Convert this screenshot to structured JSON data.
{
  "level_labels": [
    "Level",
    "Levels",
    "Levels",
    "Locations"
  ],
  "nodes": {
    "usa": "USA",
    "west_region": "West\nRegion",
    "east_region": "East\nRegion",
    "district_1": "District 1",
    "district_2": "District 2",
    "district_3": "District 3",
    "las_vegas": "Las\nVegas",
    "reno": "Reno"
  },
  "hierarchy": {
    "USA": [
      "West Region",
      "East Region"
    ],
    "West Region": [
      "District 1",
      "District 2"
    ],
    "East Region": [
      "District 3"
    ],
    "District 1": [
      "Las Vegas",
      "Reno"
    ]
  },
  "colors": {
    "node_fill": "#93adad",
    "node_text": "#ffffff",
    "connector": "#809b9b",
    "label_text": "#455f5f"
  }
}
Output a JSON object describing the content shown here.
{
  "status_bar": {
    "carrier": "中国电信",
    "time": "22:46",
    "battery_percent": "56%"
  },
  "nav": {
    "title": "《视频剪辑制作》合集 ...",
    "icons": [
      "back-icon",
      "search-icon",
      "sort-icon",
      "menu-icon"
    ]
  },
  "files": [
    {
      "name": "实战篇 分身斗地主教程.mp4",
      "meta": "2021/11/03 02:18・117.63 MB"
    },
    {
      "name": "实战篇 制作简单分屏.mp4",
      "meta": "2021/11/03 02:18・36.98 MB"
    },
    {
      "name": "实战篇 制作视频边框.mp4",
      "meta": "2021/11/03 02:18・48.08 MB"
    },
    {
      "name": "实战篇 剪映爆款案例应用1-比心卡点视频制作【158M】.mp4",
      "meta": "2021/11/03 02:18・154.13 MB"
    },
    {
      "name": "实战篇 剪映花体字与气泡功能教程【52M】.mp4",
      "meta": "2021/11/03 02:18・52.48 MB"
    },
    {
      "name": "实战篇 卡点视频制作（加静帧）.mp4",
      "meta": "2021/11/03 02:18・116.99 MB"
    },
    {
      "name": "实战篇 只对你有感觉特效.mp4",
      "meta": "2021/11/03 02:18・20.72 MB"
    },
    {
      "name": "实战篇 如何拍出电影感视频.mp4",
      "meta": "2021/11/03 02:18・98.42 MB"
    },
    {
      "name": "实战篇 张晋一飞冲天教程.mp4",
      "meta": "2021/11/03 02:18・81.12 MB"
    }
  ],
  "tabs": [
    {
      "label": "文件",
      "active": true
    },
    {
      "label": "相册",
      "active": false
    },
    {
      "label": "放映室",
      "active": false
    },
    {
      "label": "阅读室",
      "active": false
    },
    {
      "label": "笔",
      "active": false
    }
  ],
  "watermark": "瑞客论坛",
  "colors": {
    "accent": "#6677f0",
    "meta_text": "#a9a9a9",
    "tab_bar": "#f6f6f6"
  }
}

_ _ _ _

Requirement:
Type out the material again exactly as presented.

Written response:
Convert this screenshot to structured JSON data.
{
  "level_labels": [
    "Level",
    "Levels",
    "Levels",
    "Locations"
  ],
  "nodes": {
    "usa": "USA",
    "west_region": "West\nRegion",
    "east_region": "East\nRegion",
    "district_1": "District 1",
    "district_2": "District 2",
    "district_3": "District 3",
    "las_vegas": "Las\nVegas",
    "reno": "Reno"
  },
  "hierarchy": {
    "USA": [
      "West Region",
      "East Region"
    ],
    "West Region": [
      "District 1",
      "District 2"
    ],
    "East Region": [
      "District 3"
    ],
    "District 1": [
      "Las Vegas",
      "Reno"
    ]
  },
  "colors": {
    "node_fill": "#93adad",
    "node_text": "#ffffff",
    "connector": "#809b9b",
    "label_text": "#455f5f"
  }
}
Output a JSON object describing the content shown here.
{
  "status_bar": {
    "carrier": "中国电信",
    "time": "22:46",
    "battery_percent": "56%"
  },
  "nav": {
    "title": "《视频剪辑制作》合集 ...",
    "icons": [
      "back-icon",
      "search-icon",
      "sort-icon",
      "menu-icon"
    ]
  },
  "files": [
    {
      "name": "实战篇 分身斗地主教程.mp4",
      "meta": "2021/11/03 02:18・117.63 MB"
    },
    {
      "name": "实战篇 制作简单分屏.mp4",
      "meta": "2021/11/03 02:18・36.98 MB"
    },
    {
      "name": "实战篇 制作视频边框.mp4",
      "meta": "2021/11/03 02:18・48.08 MB"
    },
    {
      "name": "实战篇 剪映爆款案例应用1-比心卡点视频制作【158M】.mp4",
      "meta": "2021/11/03 02:18・154.13 MB"
    },
    {
      "name": "实战篇 剪映花体字与气泡功能教程【52M】.mp4",
      "meta": "2021/11/03 02:18・52.48 MB"
    },
    {
      "name": "实战篇 卡点视频制作（加静帧）.mp4",
      "meta": "2021/11/03 02:18・116.99 MB"
    },
    {
      "name": "实战篇 只对你有感觉特效.mp4",
      "meta": "2021/11/03 02:18・20.72 MB"
    },
    {
      "name": "实战篇 如何拍出电影感视频.mp4",
      "meta": "2021/11/03 02:18・98.42 MB"
    },
    {
      "name": "实战篇 张晋一飞冲天教程.mp4",
      "meta": "2021/11/03 02:18・81.12 MB"
    }
  ],
  "tabs": [
    {
      "label": "文件",
      "active": true
    },
    {
      "label": "相册",
      "active": false
    },
    {
      "label": "放映室",
      "active": false
    },
    {
      "label": "阅读室",
      "active": false
    },
    {
      "label": "笔",
      "active": false
    }
  ],
  "watermark": "瑞客论坛",
  "colors": {
    "accent": "#6677f0",
    "meta_text": "#a9a9a9",
    "tab_bar": "#f6f6f6"
  }
}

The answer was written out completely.